### [WHAT IS EXPECTED]
Examine the records and identify each line that includes the string "text". Copy those lines.

### [TASK MATERIAL]

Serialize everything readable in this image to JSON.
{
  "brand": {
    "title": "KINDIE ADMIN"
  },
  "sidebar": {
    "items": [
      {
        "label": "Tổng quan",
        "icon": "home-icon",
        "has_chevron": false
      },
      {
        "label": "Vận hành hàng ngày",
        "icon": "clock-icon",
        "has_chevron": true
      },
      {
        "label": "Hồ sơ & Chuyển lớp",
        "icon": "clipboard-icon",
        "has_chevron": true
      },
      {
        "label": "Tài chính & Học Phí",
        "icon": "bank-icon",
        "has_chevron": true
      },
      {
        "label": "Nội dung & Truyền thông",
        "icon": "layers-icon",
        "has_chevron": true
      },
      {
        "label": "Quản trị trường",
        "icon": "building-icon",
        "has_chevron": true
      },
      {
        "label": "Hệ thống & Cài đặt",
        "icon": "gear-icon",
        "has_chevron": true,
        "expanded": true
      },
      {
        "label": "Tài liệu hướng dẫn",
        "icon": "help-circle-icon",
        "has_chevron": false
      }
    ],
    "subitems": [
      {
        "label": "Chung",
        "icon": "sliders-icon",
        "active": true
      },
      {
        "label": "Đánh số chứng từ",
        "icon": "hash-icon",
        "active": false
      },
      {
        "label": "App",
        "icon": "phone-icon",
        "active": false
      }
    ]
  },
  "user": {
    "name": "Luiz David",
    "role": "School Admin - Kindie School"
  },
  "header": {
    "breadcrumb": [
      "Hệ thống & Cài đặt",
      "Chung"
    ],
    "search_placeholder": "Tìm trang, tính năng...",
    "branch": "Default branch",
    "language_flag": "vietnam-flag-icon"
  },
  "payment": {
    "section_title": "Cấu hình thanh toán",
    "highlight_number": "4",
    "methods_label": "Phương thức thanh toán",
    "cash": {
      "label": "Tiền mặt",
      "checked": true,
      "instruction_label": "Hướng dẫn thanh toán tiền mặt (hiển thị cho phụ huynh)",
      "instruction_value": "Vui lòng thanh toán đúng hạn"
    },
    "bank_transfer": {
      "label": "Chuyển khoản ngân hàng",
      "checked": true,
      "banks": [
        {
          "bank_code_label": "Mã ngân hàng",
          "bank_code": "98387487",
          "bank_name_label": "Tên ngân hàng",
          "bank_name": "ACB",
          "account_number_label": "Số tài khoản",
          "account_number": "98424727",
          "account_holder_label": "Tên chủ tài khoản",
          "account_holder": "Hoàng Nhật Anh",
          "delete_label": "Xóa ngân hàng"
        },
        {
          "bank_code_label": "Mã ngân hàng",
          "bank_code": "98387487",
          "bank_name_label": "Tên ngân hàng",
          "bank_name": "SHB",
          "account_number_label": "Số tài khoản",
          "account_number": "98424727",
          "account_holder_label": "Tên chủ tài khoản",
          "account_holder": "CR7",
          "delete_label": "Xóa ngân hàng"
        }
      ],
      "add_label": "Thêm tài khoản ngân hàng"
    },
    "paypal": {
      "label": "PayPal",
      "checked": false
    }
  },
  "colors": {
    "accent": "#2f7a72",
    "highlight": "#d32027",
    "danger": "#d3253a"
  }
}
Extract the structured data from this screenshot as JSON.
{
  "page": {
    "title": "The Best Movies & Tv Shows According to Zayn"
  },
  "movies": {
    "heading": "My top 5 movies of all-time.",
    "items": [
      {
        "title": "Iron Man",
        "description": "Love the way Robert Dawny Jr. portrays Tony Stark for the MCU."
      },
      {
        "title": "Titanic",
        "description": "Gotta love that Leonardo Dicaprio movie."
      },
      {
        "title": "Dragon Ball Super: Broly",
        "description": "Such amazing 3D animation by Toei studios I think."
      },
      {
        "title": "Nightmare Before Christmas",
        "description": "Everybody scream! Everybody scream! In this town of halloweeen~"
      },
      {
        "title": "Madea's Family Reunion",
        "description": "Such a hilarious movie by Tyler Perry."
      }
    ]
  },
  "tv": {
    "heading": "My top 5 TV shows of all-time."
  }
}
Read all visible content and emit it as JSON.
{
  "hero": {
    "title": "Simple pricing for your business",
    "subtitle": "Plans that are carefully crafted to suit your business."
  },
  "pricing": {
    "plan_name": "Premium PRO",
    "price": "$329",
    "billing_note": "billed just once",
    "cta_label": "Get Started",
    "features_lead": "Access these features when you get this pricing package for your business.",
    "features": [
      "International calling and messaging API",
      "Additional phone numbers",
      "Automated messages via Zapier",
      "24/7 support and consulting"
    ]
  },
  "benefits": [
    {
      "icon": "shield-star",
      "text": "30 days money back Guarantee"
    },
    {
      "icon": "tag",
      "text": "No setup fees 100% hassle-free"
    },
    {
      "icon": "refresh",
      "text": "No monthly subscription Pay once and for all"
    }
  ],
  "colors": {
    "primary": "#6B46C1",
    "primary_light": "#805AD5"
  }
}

### [EXERCISE SOLUTION]
      "text": "30 days money back Guarantee"
      "text": "No setup fees 100% hassle-free"
      "text": "No monthly subscription Pay once and for all"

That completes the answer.